#### Exercise materials
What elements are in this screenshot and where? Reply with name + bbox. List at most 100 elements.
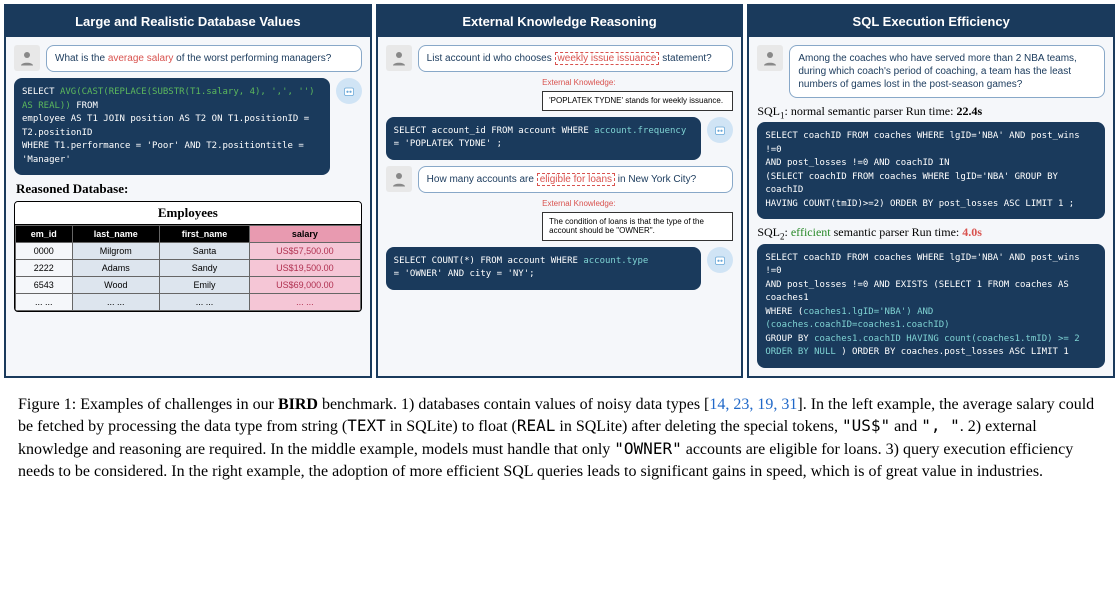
cell: Emily bbox=[160, 277, 250, 294]
cell-salary: US$19,500.00 bbox=[250, 260, 361, 277]
caption-text: in SQLite) to float ( bbox=[386, 418, 517, 435]
sql-text: FROM bbox=[71, 101, 98, 111]
caption-bold: BIRD bbox=[278, 396, 318, 413]
sql-highlight: account.type bbox=[583, 256, 648, 266]
sql-text: WHERE ( bbox=[765, 307, 803, 317]
sql-highlight: ORDER BY NULL bbox=[765, 347, 841, 357]
rt-desc: : normal semantic parser Run time: bbox=[785, 104, 957, 118]
rt-label: SQL bbox=[757, 225, 780, 239]
rt-label: SQL bbox=[757, 104, 780, 118]
cell: Wood bbox=[72, 277, 159, 294]
cell: 6543 bbox=[16, 277, 73, 294]
citation-link[interactable]: 14, 23, 19, 31 bbox=[709, 396, 797, 413]
user-avatar-icon bbox=[14, 45, 40, 71]
cell: Milgrom bbox=[72, 243, 159, 260]
user-question-row: Among the coaches who have served more t… bbox=[757, 45, 1105, 98]
sql-text: WHERE T1.performance = 'Poor' AND T2.pos… bbox=[22, 141, 304, 165]
sql-answer-row: SELECT COUNT(*) FROM account WHERE accou… bbox=[386, 247, 734, 290]
sql-text: SELECT account_id FROM account WHERE bbox=[394, 126, 594, 136]
q-highlight: average salary bbox=[108, 53, 174, 64]
figure-caption: Figure 1: Examples of challenges in our … bbox=[0, 382, 1119, 490]
sql-text: employee AS T1 JOIN position AS T2 ON T1… bbox=[22, 114, 309, 138]
col-header: first_name bbox=[160, 226, 250, 243]
user-avatar-icon bbox=[757, 45, 783, 71]
rt-efficient: efficient bbox=[791, 225, 831, 239]
sql-block: SELECT account_id FROM account WHERE acc… bbox=[386, 117, 702, 160]
sql-block: SELECT COUNT(*) FROM account WHERE accou… bbox=[386, 247, 702, 290]
cell: ... ... bbox=[72, 294, 159, 311]
knowledge-box: The condition of loans is that the type … bbox=[542, 212, 733, 241]
kb-label: External Knowledge: bbox=[542, 199, 733, 208]
cell: ... ... bbox=[160, 294, 250, 311]
q-text: List account id who chooses bbox=[427, 53, 555, 64]
user-question-row: What is the average salary of the worst … bbox=[14, 45, 362, 72]
sql-highlight: coaches1.coachID HAVING count(coaches1.t… bbox=[814, 334, 1080, 344]
cell-salary: US$69,000.00 bbox=[250, 277, 361, 294]
sql-text: SELECT bbox=[22, 87, 60, 97]
table-row: 2222AdamsSandyUS$19,500.00 bbox=[16, 260, 361, 277]
caption-code: "OWNER" bbox=[614, 439, 681, 458]
robot-avatar-icon bbox=[707, 117, 733, 143]
panel-header: Large and Realistic Database Values bbox=[6, 6, 370, 37]
sql-text: = 'POPLATEK TYDNE' ; bbox=[394, 139, 502, 149]
table-row: 0000MilgromSantaUS$57,500.00 bbox=[16, 243, 361, 260]
question-bubble: List account id who chooses weekly issue… bbox=[418, 45, 734, 72]
runtime-line: SQL1: normal semantic parser Run time: 2… bbox=[757, 104, 1105, 120]
cell: ... ... bbox=[16, 294, 73, 311]
panel-header: SQL Execution Efficiency bbox=[749, 6, 1113, 37]
caption-text: in SQLite) after deleting the special to… bbox=[555, 418, 842, 435]
data-table: em_id last_name first_name salary 0000Mi… bbox=[15, 225, 361, 311]
cell: Santa bbox=[160, 243, 250, 260]
sql-text: AND post_losses !=0 AND EXISTS (SELECT 1… bbox=[765, 280, 1068, 304]
figure-panels: Large and Realistic Database Values What… bbox=[0, 0, 1119, 382]
panel-body: List account id who chooses weekly issue… bbox=[378, 37, 742, 304]
runtime-line: SQL2: efficient semantic parser Run time… bbox=[757, 225, 1105, 241]
sql-text: = 'OWNER' AND city = 'NY'; bbox=[394, 269, 535, 279]
sql-text: (SELECT coachID FROM coaches WHERE lgID=… bbox=[765, 172, 1058, 196]
sql-text: AND post_losses !=0 AND coachID IN bbox=[765, 158, 949, 168]
table-title: Employees bbox=[15, 202, 361, 225]
sql-text: SELECT COUNT(*) FROM account WHERE bbox=[394, 256, 584, 266]
table-header-row: em_id last_name first_name salary bbox=[16, 226, 361, 243]
caption-code: TEXT bbox=[347, 416, 386, 435]
sql-text: SELECT coachID FROM coaches WHERE lgID='… bbox=[765, 253, 1079, 277]
table-row: ... ...... ...... ...... ... bbox=[16, 294, 361, 311]
caption-text: benchmark. 1) databases contain values o… bbox=[318, 396, 709, 413]
rt-value: 4.0s bbox=[962, 225, 982, 239]
sql-block: SELECT coachID FROM coaches WHERE lgID='… bbox=[757, 122, 1105, 219]
panel-header: External Knowledge Reasoning bbox=[378, 6, 742, 37]
q-text: statement? bbox=[659, 53, 711, 64]
q-highlight: eligible for loans bbox=[537, 173, 615, 186]
q-text: in New York City? bbox=[615, 174, 696, 185]
sql-answer-row: SELECT account_id FROM account WHERE acc… bbox=[386, 117, 734, 160]
user-avatar-icon bbox=[386, 166, 412, 192]
sql-highlight: AVG(CAST(REPLACE(SUBSTR(T1.salary, 4), '… bbox=[22, 87, 315, 111]
col-header: em_id bbox=[16, 226, 73, 243]
rt-value: 22.4s bbox=[956, 104, 982, 118]
robot-avatar-icon bbox=[707, 247, 733, 273]
user-avatar-icon bbox=[386, 45, 412, 71]
user-question-row: How many accounts are eligible for loans… bbox=[386, 166, 734, 193]
question-bubble: How many accounts are eligible for loans… bbox=[418, 166, 734, 193]
question-bubble: What is the average salary of the worst … bbox=[46, 45, 362, 72]
caption-text: Figure 1: Examples of challenges in our bbox=[18, 396, 278, 413]
col-header: last_name bbox=[72, 226, 159, 243]
cell-salary: ... ... bbox=[250, 294, 361, 311]
reasoned-db-label: Reasoned Database: bbox=[16, 181, 362, 197]
knowledge-box: 'POPLATEK TYDNE' stands for weekly issua… bbox=[542, 91, 733, 111]
question-bubble: Among the coaches who have served more t… bbox=[789, 45, 1105, 98]
panel-external-knowledge: External Knowledge Reasoning List accoun… bbox=[376, 4, 744, 378]
panel-database-values: Large and Realistic Database Values What… bbox=[4, 4, 372, 378]
col-header-salary: salary bbox=[250, 226, 361, 243]
sql-block: SELECT coachID FROM coaches WHERE lgID='… bbox=[757, 244, 1105, 368]
panel-sql-efficiency: SQL Execution Efficiency Among the coach… bbox=[747, 4, 1115, 378]
table-row: 6543WoodEmilyUS$69,000.00 bbox=[16, 277, 361, 294]
q-text: What is the bbox=[55, 53, 108, 64]
q-text: How many accounts are bbox=[427, 174, 537, 185]
sql-text: SELECT coachID FROM coaches WHERE lgID='… bbox=[765, 131, 1079, 155]
caption-code: ", " bbox=[921, 416, 960, 435]
q-highlight: weekly issue issuance bbox=[555, 52, 660, 65]
cell: Sandy bbox=[160, 260, 250, 277]
panel-body: What is the average salary of the worst … bbox=[6, 37, 370, 320]
cell-salary: US$57,500.00 bbox=[250, 243, 361, 260]
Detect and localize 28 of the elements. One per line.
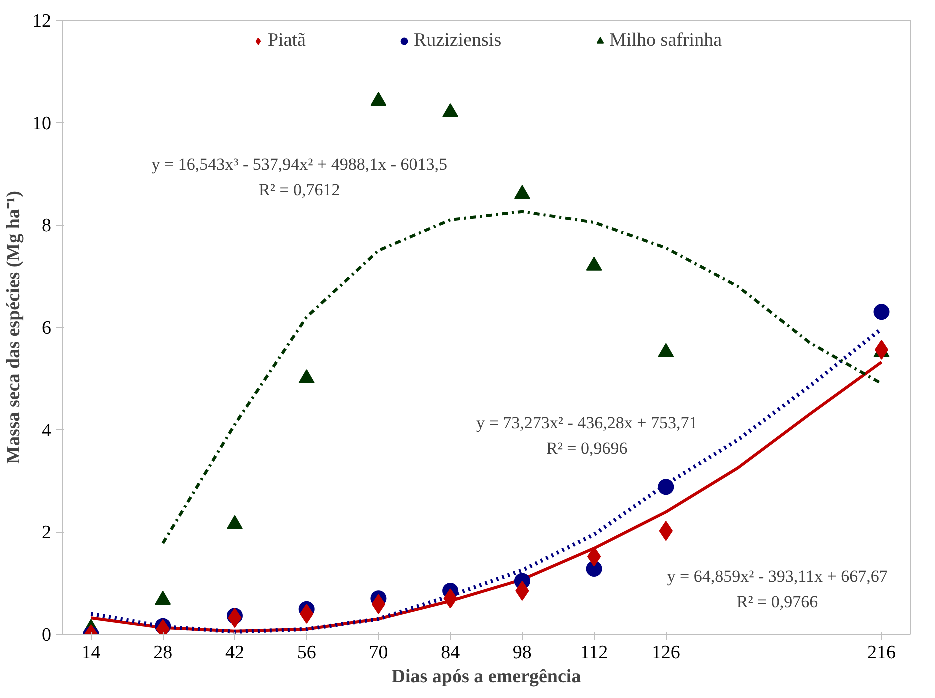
- y-tick-label: 6: [42, 318, 52, 339]
- y-tick-label: 8: [42, 216, 52, 237]
- y-axis-title: Massa seca das espécies (Mg ha⁻¹): [4, 191, 24, 464]
- annotation: R² = 0,9696: [546, 438, 628, 458]
- x-tick-label: 84: [441, 642, 461, 664]
- legend-label: Milho safrinha: [610, 30, 722, 52]
- x-axis-title: Dias após a emergência: [392, 666, 582, 688]
- y-tick-label: 4: [42, 420, 52, 442]
- y-tick-label: 2: [42, 522, 52, 544]
- annotation: y = 73,273x² - 436,28x + 753,71: [476, 413, 698, 432]
- x-tick-label: 56: [297, 642, 316, 664]
- x-tick-label: 216: [868, 642, 896, 664]
- y-tick-label: 12: [32, 11, 52, 32]
- x-tick-label: 28: [154, 642, 173, 664]
- annotation: R² = 0,7612: [259, 180, 340, 200]
- y-tick-label: 10: [32, 113, 52, 134]
- x-tick-label: 70: [369, 642, 388, 664]
- annotation: R² = 0,9766: [736, 592, 818, 612]
- legend-label: Ruziziensis: [414, 30, 502, 52]
- x-tick-label: 126: [652, 642, 680, 664]
- annotation: y = 16,543x³ - 537,94x² + 4988,1x - 6013,5: [152, 155, 448, 174]
- x-tick-label: 112: [580, 642, 608, 664]
- annotation: y = 64,859x² - 393,11x + 667,67: [667, 566, 888, 586]
- x-tick-label: 98: [512, 642, 532, 664]
- x-tick-label: 42: [225, 642, 244, 664]
- x-tick-label: 14: [82, 642, 102, 664]
- legend-label: Piatã: [268, 30, 306, 52]
- y-tick-label: 0: [42, 625, 52, 646]
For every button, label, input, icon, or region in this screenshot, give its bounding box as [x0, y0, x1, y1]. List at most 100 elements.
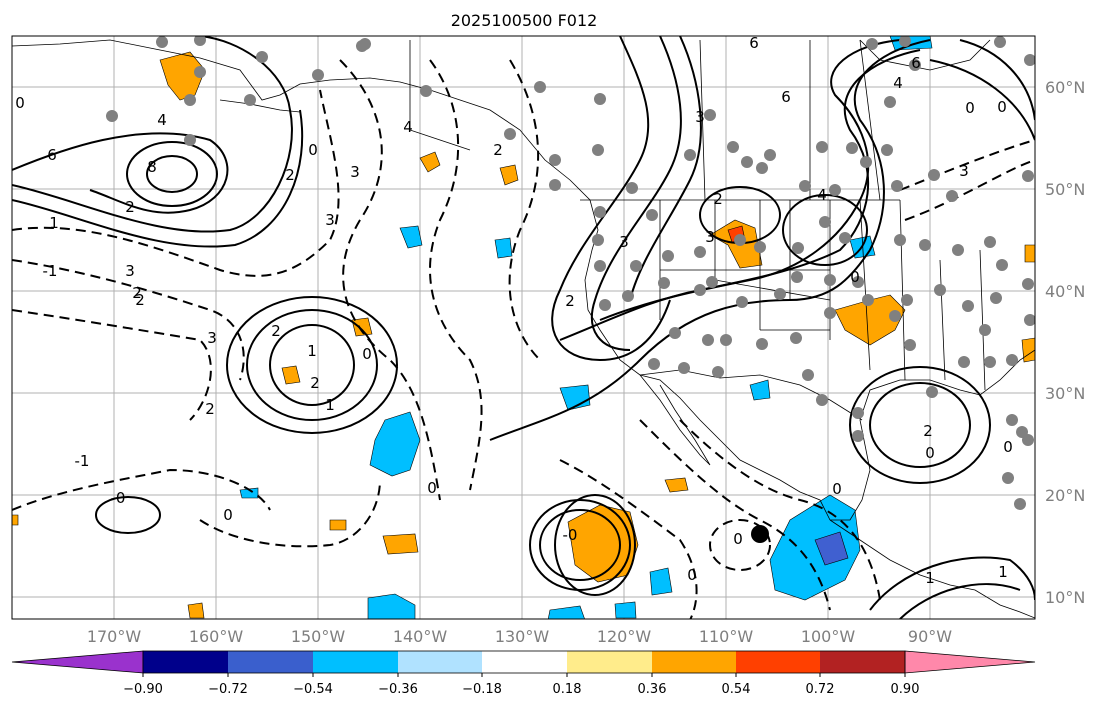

#### What the exercise asks
Rewrite the part of the data that opens with the line containing "cell: Emily bbox=[160, 277, 250, 294]" and closes with the line containing "user-avatar-icon bbox=[757, 45, 783, 71]" as a Markdown table with the columns Row and Entry. Number each line in Row, put the line itself in Entry, and leave out any blank lines.

#### Full solution
| Row | Entry |
|---|---|
| 1 | cell: Emily bbox=[160, 277, 250, 294] |
| 2 | cell-salary: US$19,500.00 bbox=[250, 260, 361, 277] |
| 3 | caption-text: in SQLite) to float ( bbox=[386, 418, 517, 435] |
| 4 | sql-text: FROM bbox=[71, 101, 98, 111] |
| 5 | caption-bold: BIRD bbox=[278, 396, 318, 413] |
| 6 | sql-highlight: account.type bbox=[583, 256, 648, 266] |
| 7 | sql-text: WHERE ( bbox=[765, 307, 803, 317] |
| 8 | sql-highlight: ORDER BY NULL bbox=[765, 347, 841, 357] |
| 9 | rt-desc: : normal semantic parser Run time: bbox=[785, 104, 957, 118] |
| 10 | rt-label: SQL bbox=[757, 225, 780, 239] |
| 11 | rt-label: SQL bbox=[757, 104, 780, 118] |
| 12 | cell: Wood bbox=[72, 277, 159, 294] |
| 13 | cell: 6543 bbox=[16, 277, 73, 294] |
| 14 | citation-link[interactable]: 14, 23, 19, 31 bbox=[709, 396, 797, 413] |
| 15 | user-avatar-icon bbox=[14, 45, 40, 71] |
| 16 | cell: Milgrom bbox=[72, 243, 159, 260] |
| 17 | user-question-row: Among the coaches who have served more t… bbox=[757, 45, 1105, 98] |
| 18 | sql-text: WHERE T1.performance = 'Poor' AND T2.pos… bbox=[22, 141, 304, 165] |
| 19 | sql-answer-row: SELECT COUNT(*) FROM account WHERE accou… bbox=[386, 247, 734, 290] |
| 20 | sql-text: SELECT account_id FROM account WHERE bbox=[394, 126, 594, 136] |
| 21 | q-highlight: average salary bbox=[108, 53, 174, 64] |
| 22 | figure-caption: Figure 1: Examples of challenges in our … bbox=[0, 382, 1119, 490] |
| 23 | sql-text: employee AS T1 JOIN position AS T2 ON T1… bbox=[22, 114, 309, 138] |
| 24 | col-header: first_name bbox=[160, 226, 250, 243] |
| 25 | user-avatar-icon bbox=[757, 45, 783, 71] |